------ Material supplied
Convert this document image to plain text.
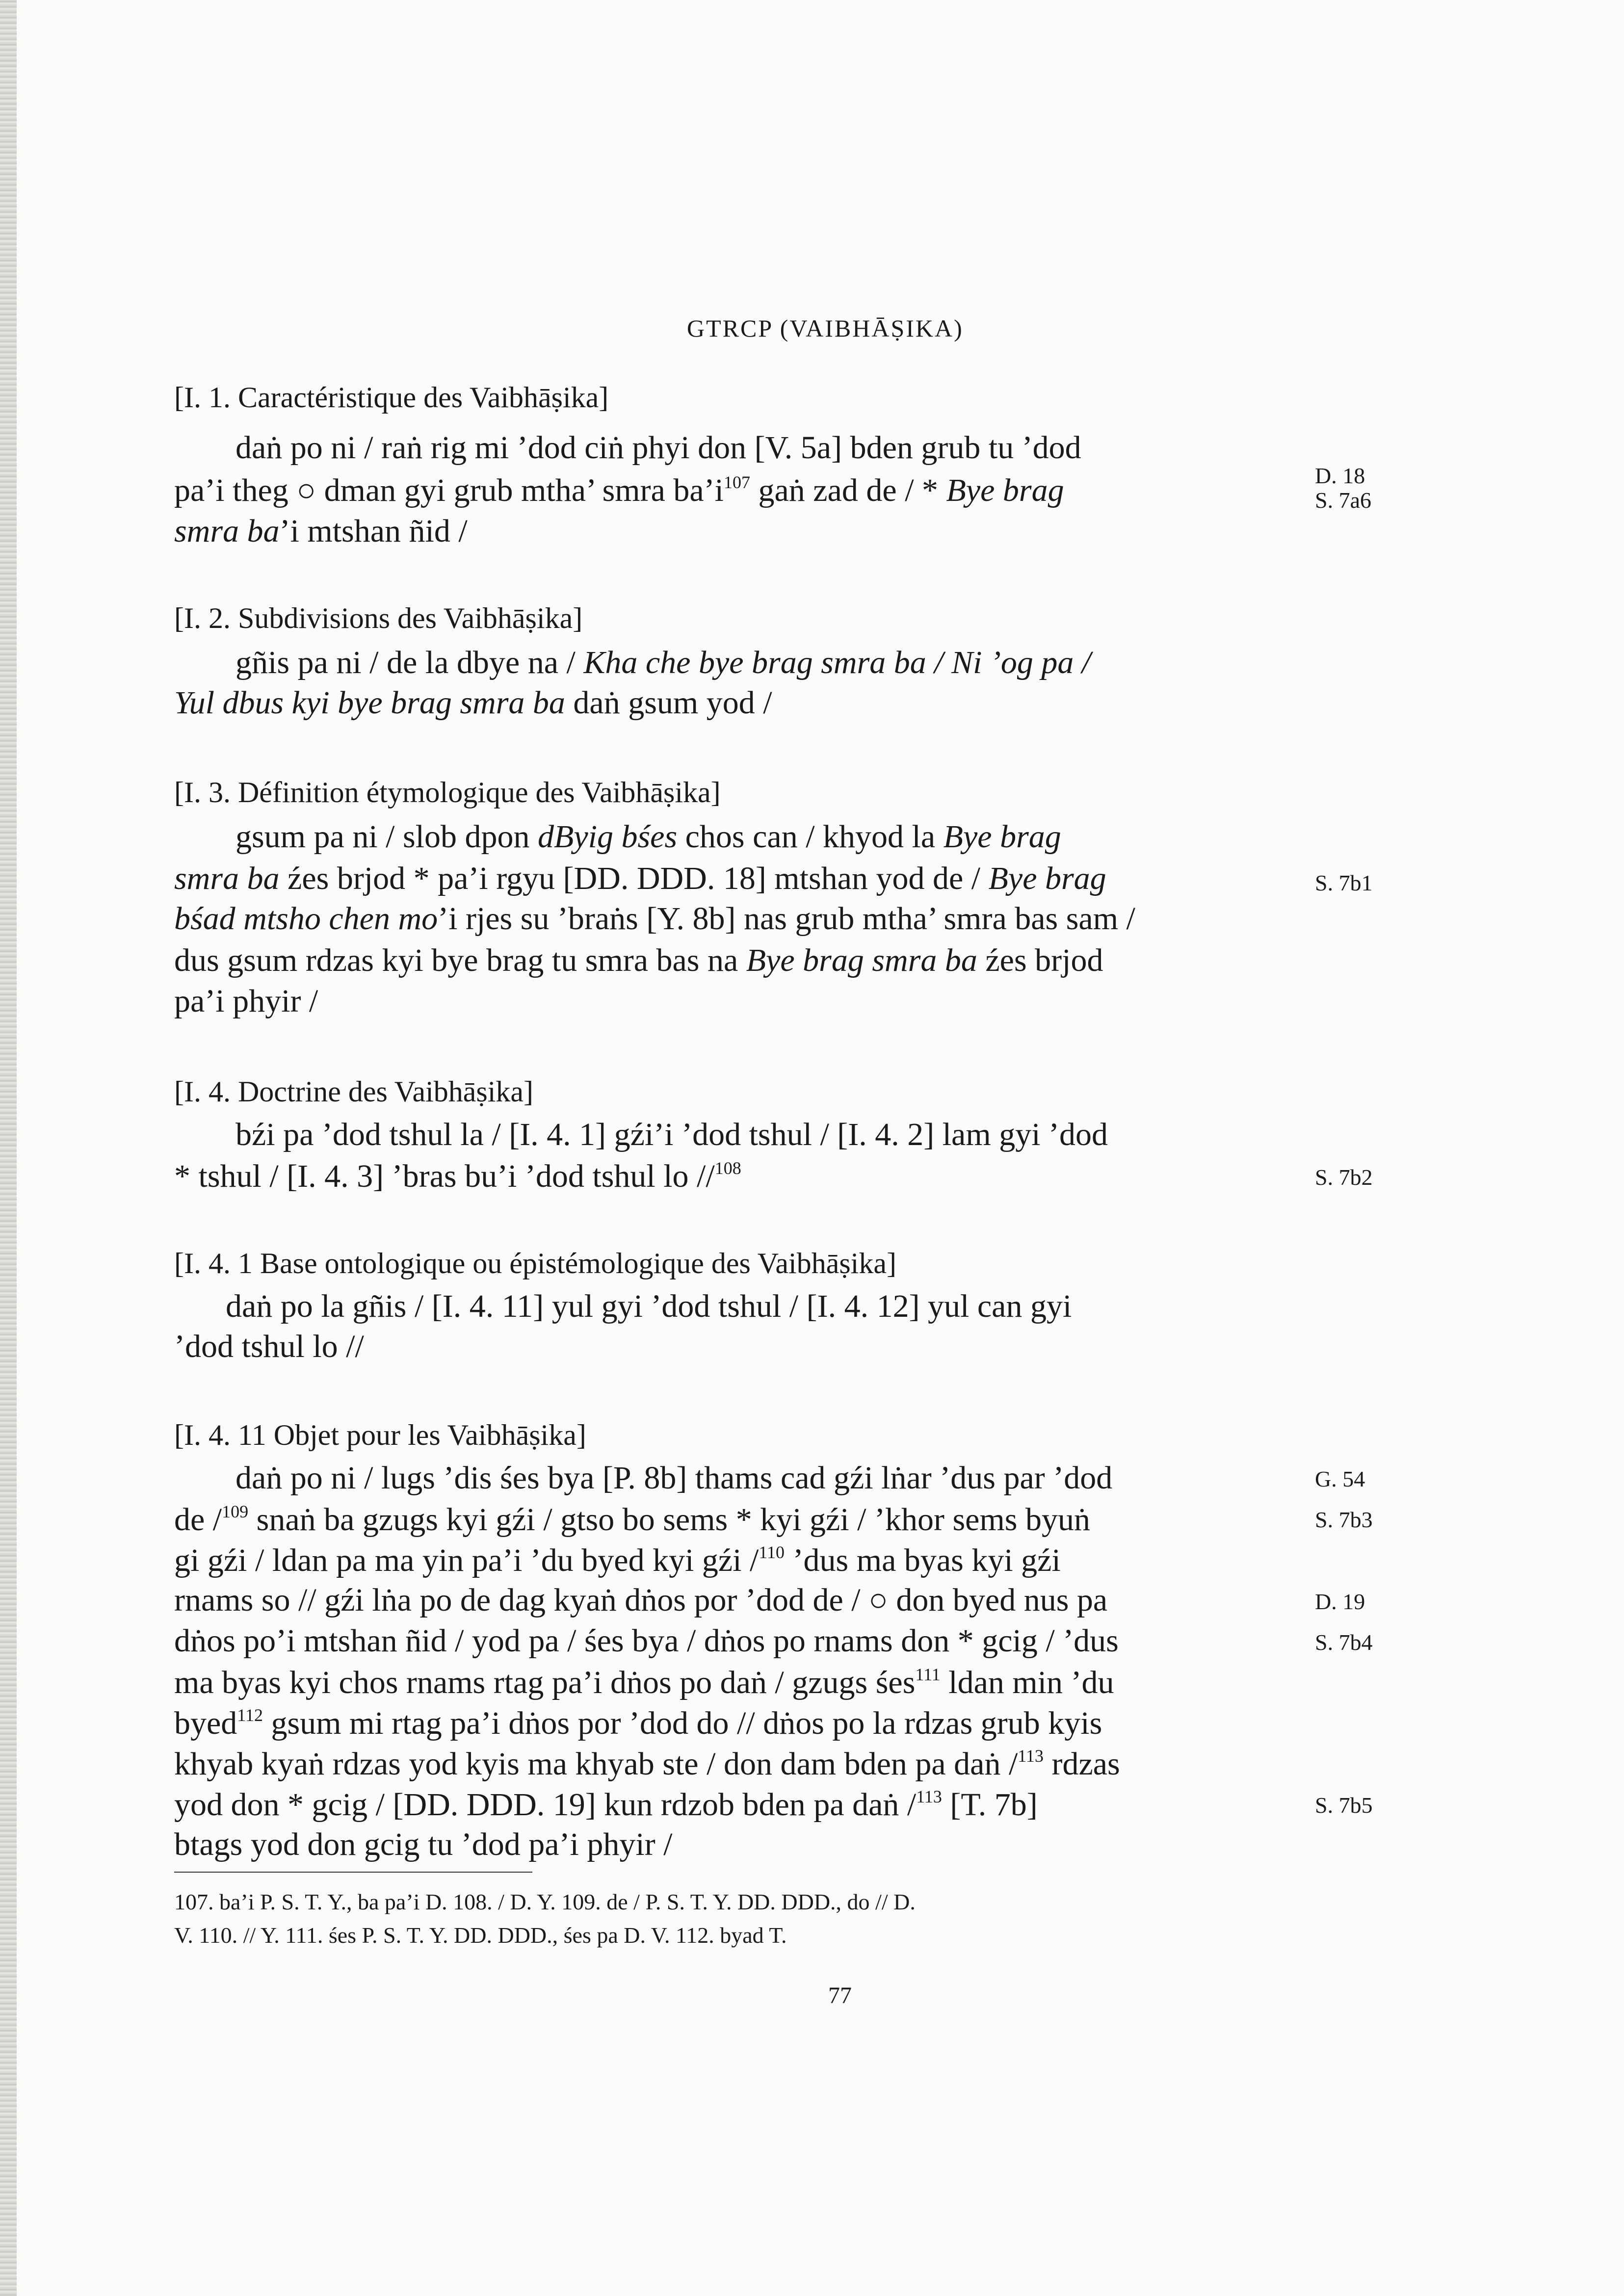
GTRCP (VAIBHĀṢIKA)
[I. 1. Caractéristique des Vaibhāṣika]
daṅ po ni / raṅ rig mi ’dod ciṅ phyi don [V. 5a] bden grub tu ’dod
pa’i theg ○ dman gyi grub mtha’ smra $ba’i^{107}$ gaṅ zad de / * Bye brag
smra ba’i mtshan ñid /
D. 18
S. 7a6
[I. 2. Subdivisions des Vaibhāṣika]
gñis pa ni / de la dbye na / Kha che bye brag smra ba / Ni ’og pa /
Yul dbus kyi bye brag smra ba daṅ gsum yod /
[I. 3. Définition étymologique des Vaibhāṣika]
gsum pa ni / slob dpon dByig bśes chos can / khyod la Bye brag
smra ba źes brjod * pa’i rgyu [DD. DDD. 18] mtshan yod de / Bye brag
bśad mtsho chen mo’i rjes su ’braṅs [Y. 8b] nas grub mtha’ smra bas sam /
dus gsum rdzas kyi bye brag tu smra bas na Bye brag smra ba źes brjod
pa’i phyir /
S. 7b1
[I. 4. Doctrine des Vaibhāṣika]
bźi pa ’dod tshul la / [I. 4. 1] gźi’i ’dod tshul / [I. 4. 2] lam gyi ’dod
* tshul / [I. 4. 3] ’bras bu’i ’dod tshul lo //$^{108}$	S. 7b2
[I. 4. 1 Base ontologique ou épistémologique des Vaibhāṣika]
daṅ po la gñis / [I. 4. 11] yul gyi ’dod tshul / [I. 4. 12] yul can gyi
’dod tshul lo //
[I. 4. 11 Objet pour les Vaibhāṣika]
daṅ po ni / lugs ’dis śes bya [P. 8b] thams cad gźi lṅar ’dus par ’dod
de /$^{109}$ snaṅ ba gzugs kyi gźi / gtso bo sems * kyi gźi / ’khor sems byuṅ
gi gźi / ldan pa ma yin pa’i ’du byed kyi gźi /$^{110}$ ’dus ma byas kyi gźi
rnams so // gźi lṅa po de dag kyaṅ dṅos por ’dod de / ○ don byed nus pa
dṅos po’i mtshan ñid / yod pa / śes bya / dṅos po rnams don * gcig / ’dus
ma byas kyi chos rnams rtag pa’i dṅos po daṅ / gzugs śes$^{111}$ ldan min ’du
byed$^{112}$ gsum mi rtag pa’i dṅos por ’dod do // dṅos po la rdzas grub kyis
khyab kyaṅ rdzas yod kyis ma khyab ste / don dam bden pa daṅ /$^{113}$ rdzas
yod don * gcig / [DD. DDD. 19] kun rdzob bden pa daṅ /$^{113}$ [T. 7b]
btags yod don gcig tu ’dod pa’i phyir /
G. 54
S. 7b3
D. 19
S. 7b4
S. 7b5
107. ba’i P. S. T. Y., ba pa’i D. 108. / D. Y. 109. de / P. S. T. Y. DD. DDD., do // D.
V. 110. // Y. 111. śes P. S. T. Y. DD. DDD., śes pa D. V. 112. byad T.
77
------------
§ **Prompt**: Look through the data above. Find each line with the string "rtag" and copy it.

§ **Solution below**:
ma byas kyi chos rnams rtag pa’i dṅos po daṅ / gzugs śes$^{111}$ ldan min ’du
byed$^{112}$ gsum mi rtag pa’i dṅos por ’dod do // dṅos po la rdzas grub kyis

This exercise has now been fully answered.